_REQUIRED TASK:_ State only the number of lines that include "JSON".

_SOURCE MATERIAL:_
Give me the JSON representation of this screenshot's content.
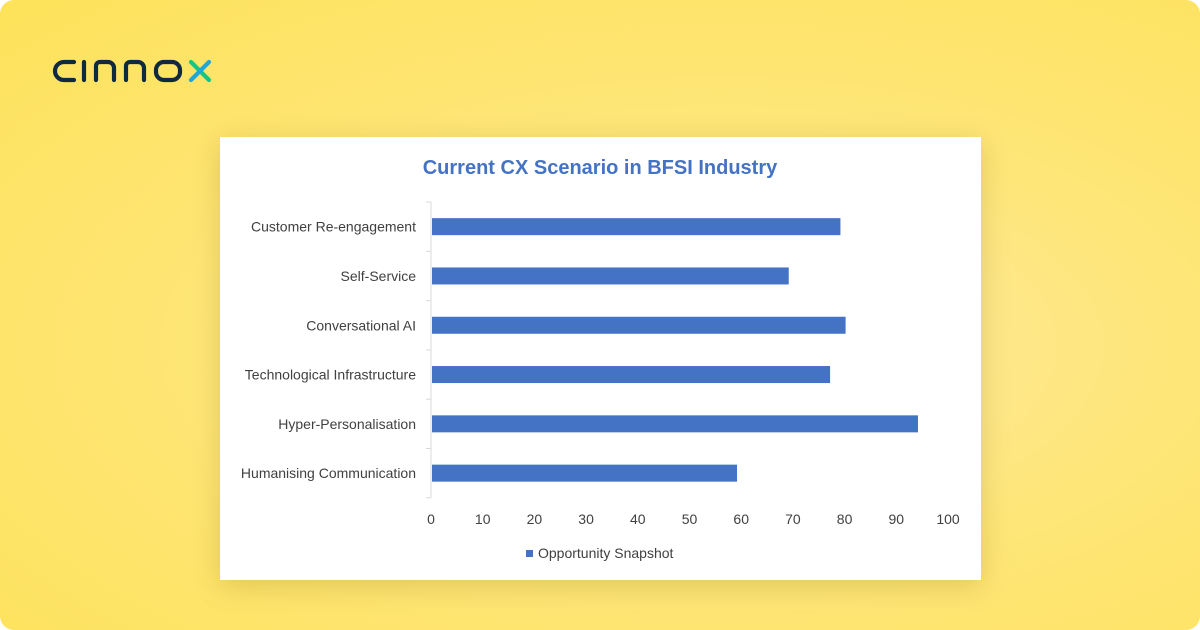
{
  "brand": {
    "name": "cinnox",
    "colors": {
      "dark": "#0f2a3f",
      "green": "#16c784",
      "accent": "#1ea7d8"
    }
  },
  "chart_data": {
    "type": "bar",
    "orientation": "horizontal",
    "title": "Current CX Scenario in BFSI Industry",
    "categories": [
      "Customer Re-engagement",
      "Self-Service",
      "Conversational AI",
      "Technological Infrastructure",
      "Hyper-Personalisation",
      "Humanising Communication"
    ],
    "series": [
      {
        "name": "Opportunity Snapshot",
        "values": [
          79,
          69,
          80,
          77,
          94,
          59
        ],
        "color": "#4472c4"
      }
    ],
    "xlim": [
      0,
      100
    ],
    "xticks": [
      "0",
      "10",
      "20",
      "30",
      "40",
      "50",
      "60",
      "70",
      "80",
      "90",
      "100"
    ],
    "grid": false,
    "legend": "bottom"
  }
}
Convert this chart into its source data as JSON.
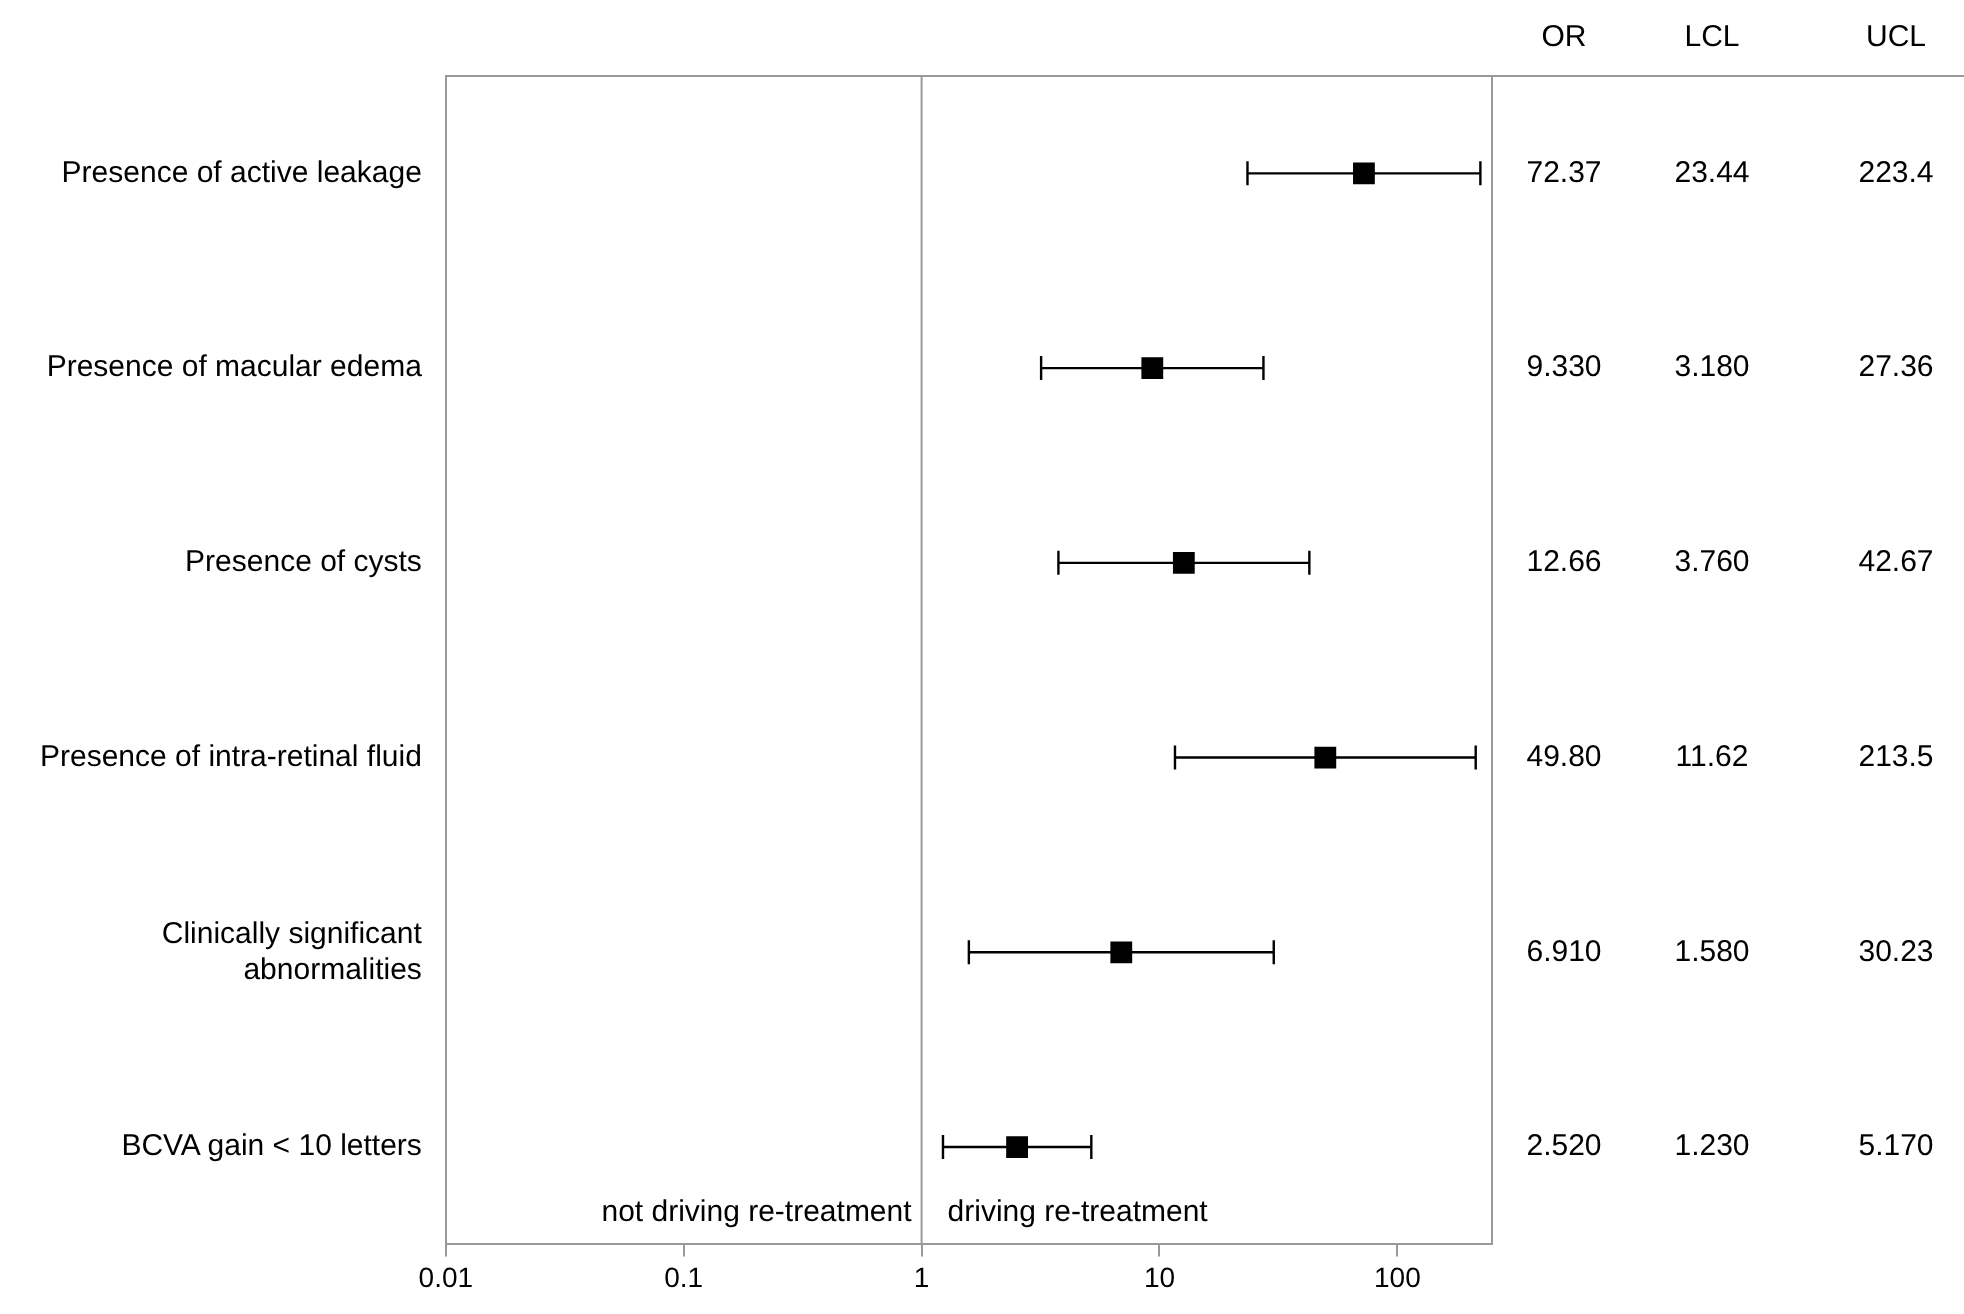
{
  "chart_data": {
    "type": "scatter",
    "orientation": "horizontal",
    "marker": "square",
    "color": "#000000",
    "log": "x",
    "grid": false,
    "legend": false,
    "categories": [
      "Presence of active leakage",
      "Presence of macular edema",
      "Presence of cysts",
      "Presence of intra-retinal fluid",
      "Clinically significant abnormalities",
      "BCVA gain < 10 letters"
    ],
    "values": [
      72.37,
      9.33,
      12.66,
      49.8,
      6.91,
      2.52
    ],
    "errors": [
      [
        23.44,
        223.4
      ],
      [
        3.18,
        27.36
      ],
      [
        3.76,
        42.67
      ],
      [
        11.62,
        213.5
      ],
      [
        1.58,
        30.23
      ],
      [
        1.23,
        5.17
      ]
    ],
    "value_labels": [
      "72.37",
      "9.330",
      "12.66",
      "49.80",
      "6.910",
      "2.520"
    ],
    "xlim": [
      0.01,
      250
    ],
    "xticks": [
      0.01,
      0.1,
      1,
      10,
      100
    ],
    "ref_lines": [
      {
        "axis": "x",
        "value": 1,
        "color": "#999999"
      }
    ],
    "annotations": [
      "OR",
      "LCL",
      "UCL",
      "not driving re-treatment",
      "driving re-treatment",
      "23.44",
      "223.4",
      "3.180",
      "27.36",
      "3.760",
      "42.67",
      "11.62",
      "213.5",
      "1.580",
      "30.23",
      "1.230",
      "5.170"
    ]
  }
}
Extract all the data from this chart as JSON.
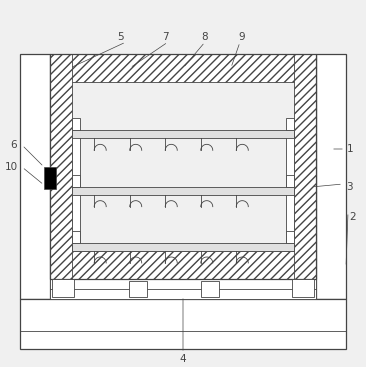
{
  "bg_color": "#f0f0f0",
  "line_color": "#444444",
  "label_color": "#444444",
  "fig_width": 3.66,
  "fig_height": 3.67,
  "dpi": 100
}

_CORRECT RESULT:_ 3